## Records supplied
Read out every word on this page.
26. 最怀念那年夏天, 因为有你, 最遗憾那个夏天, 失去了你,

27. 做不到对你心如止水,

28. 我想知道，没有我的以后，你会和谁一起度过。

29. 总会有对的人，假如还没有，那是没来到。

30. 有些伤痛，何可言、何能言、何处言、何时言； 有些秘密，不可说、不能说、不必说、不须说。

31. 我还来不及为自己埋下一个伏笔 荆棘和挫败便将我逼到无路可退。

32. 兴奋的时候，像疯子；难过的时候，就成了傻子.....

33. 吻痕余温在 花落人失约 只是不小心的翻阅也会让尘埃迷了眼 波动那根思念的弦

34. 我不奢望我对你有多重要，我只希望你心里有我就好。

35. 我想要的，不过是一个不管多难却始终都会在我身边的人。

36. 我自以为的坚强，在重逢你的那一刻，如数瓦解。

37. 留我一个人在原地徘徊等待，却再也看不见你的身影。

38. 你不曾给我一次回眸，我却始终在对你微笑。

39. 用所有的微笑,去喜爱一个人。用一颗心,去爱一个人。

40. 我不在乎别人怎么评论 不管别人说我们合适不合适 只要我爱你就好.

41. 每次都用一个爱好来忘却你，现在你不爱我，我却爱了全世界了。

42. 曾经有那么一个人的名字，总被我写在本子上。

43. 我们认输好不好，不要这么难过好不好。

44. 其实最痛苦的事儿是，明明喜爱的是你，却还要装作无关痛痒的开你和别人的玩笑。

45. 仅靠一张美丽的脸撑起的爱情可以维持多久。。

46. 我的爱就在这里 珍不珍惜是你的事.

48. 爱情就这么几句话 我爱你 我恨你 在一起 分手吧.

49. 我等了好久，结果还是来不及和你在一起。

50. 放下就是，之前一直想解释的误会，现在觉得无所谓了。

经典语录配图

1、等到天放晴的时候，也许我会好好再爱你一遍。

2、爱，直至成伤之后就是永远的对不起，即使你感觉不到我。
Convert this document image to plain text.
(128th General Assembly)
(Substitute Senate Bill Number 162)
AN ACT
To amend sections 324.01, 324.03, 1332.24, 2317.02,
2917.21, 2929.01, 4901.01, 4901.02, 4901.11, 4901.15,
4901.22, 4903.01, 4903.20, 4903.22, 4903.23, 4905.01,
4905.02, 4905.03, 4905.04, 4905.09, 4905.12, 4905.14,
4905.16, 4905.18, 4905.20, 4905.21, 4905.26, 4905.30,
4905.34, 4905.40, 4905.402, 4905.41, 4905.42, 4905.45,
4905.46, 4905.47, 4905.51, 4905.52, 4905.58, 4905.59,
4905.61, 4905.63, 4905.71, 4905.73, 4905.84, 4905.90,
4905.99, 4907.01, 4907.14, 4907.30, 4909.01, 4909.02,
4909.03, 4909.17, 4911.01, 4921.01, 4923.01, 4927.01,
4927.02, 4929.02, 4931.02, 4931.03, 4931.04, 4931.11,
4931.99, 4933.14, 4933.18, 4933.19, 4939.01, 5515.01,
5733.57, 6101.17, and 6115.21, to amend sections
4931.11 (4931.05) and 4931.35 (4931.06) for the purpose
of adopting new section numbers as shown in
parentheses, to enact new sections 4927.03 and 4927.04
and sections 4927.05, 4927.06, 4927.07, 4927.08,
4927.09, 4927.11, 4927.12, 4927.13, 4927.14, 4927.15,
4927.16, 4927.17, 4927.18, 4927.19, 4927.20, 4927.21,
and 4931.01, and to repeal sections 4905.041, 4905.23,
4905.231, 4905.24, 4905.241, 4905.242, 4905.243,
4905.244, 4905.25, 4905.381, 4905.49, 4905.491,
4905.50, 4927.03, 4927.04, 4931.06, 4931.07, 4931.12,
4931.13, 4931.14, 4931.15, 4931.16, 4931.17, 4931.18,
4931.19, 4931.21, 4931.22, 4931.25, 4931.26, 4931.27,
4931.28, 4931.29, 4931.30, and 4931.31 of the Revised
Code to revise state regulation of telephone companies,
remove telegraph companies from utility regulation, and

## Task description
Reproduce the data, keeping every line exactly the same.

## Exercise result
Read out every word on this page.
26. 最怀念那年夏天, 因为有你, 最遗憾那个夏天, 失去了你,

27. 做不到对你心如止水,

28. 我想知道，没有我的以后，你会和谁一起度过。

29. 总会有对的人，假如还没有，那是没来到。

30. 有些伤痛，何可言、何能言、何处言、何时言； 有些秘密，不可说、不能说、不必说、不须说。

31. 我还来不及为自己埋下一个伏笔 荆棘和挫败便将我逼到无路可退。

32. 兴奋的时候，像疯子；难过的时候，就成了傻子.....

33. 吻痕余温在 花落人失约 只是不小心的翻阅也会让尘埃迷了眼 波动那根思念的弦

34. 我不奢望我对你有多重要，我只希望你心里有我就好。

35. 我想要的，不过是一个不管多难却始终都会在我身边的人。

36. 我自以为的坚强，在重逢你的那一刻，如数瓦解。

37. 留我一个人在原地徘徊等待，却再也看不见你的身影。

38. 你不曾给我一次回眸，我却始终在对你微笑。

39. 用所有的微笑,去喜爱一个人。用一颗心,去爱一个人。

40. 我不在乎别人怎么评论 不管别人说我们合适不合适 只要我爱你就好.

41. 每次都用一个爱好来忘却你，现在你不爱我，我却爱了全世界了。

42. 曾经有那么一个人的名字，总被我写在本子上。

43. 我们认输好不好，不要这么难过好不好。

44. 其实最痛苦的事儿是，明明喜爱的是你，却还要装作无关痛痒的开你和别人的玩笑。

45. 仅靠一张美丽的脸撑起的爱情可以维持多久。。

46. 我的爱就在这里 珍不珍惜是你的事.

48. 爱情就这么几句话 我爱你 我恨你 在一起 分手吧.

49. 我等了好久，结果还是来不及和你在一起。

50. 放下就是，之前一直想解释的误会，现在觉得无所谓了。

经典语录配图

1、等到天放晴的时候，也许我会好好再爱你一遍。

2、爱，直至成伤之后就是永远的对不起，即使你感觉不到我。
Convert this document image to plain text.
(128th General Assembly)
(Substitute Senate Bill Number 162)
AN ACT
To amend sections 324.01, 324.03, 1332.24, 2317.02,
2917.21, 2929.01, 4901.01, 4901.02, 4901.11, 4901.15,
4901.22, 4903.01, 4903.20, 4903.22, 4903.23, 4905.01,
4905.02, 4905.03, 4905.04, 4905.09, 4905.12, 4905.14,
4905.16, 4905.18, 4905.20, 4905.21, 4905.26, 4905.30,
4905.34, 4905.40, 4905.402, 4905.41, 4905.42, 4905.45,
4905.46, 4905.47, 4905.51, 4905.52, 4905.58, 4905.59,
4905.61, 4905.63, 4905.71, 4905.73, 4905.84, 4905.90,
4905.99, 4907.01, 4907.14, 4907.30, 4909.01, 4909.02,
4909.03, 4909.17, 4911.01, 4921.01, 4923.01, 4927.01,
4927.02, 4929.02, 4931.02, 4931.03, 4931.04, 4931.11,
4931.99, 4933.14, 4933.18, 4933.19, 4939.01, 5515.01,
5733.57, 6101.17, and 6115.21, to amend sections
4931.11 (4931.05) and 4931.35 (4931.06) for the purpose
of adopting new section numbers as shown in
parentheses, to enact new sections 4927.03 and 4927.04
and sections 4927.05, 4927.06, 4927.07, 4927.08,
4927.09, 4927.11, 4927.12, 4927.13, 4927.14, 4927.15,
4927.16, 4927.17, 4927.18, 4927.19, 4927.20, 4927.21,
and 4931.01, and to repeal sections 4905.041, 4905.23,
4905.231, 4905.24, 4905.241, 4905.242, 4905.243,
4905.244, 4905.25, 4905.381, 4905.49, 4905.491,
4905.50, 4927.03, 4927.04, 4931.06, 4931.07, 4931.12,
4931.13, 4931.14, 4931.15, 4931.16, 4931.17, 4931.18,
4931.19, 4931.21, 4931.22, 4931.25, 4931.26, 4931.27,
4931.28, 4931.29, 4931.30, and 4931.31 of the Revised
Code to revise state regulation of telephone companies,
remove telegraph companies from utility regulation, and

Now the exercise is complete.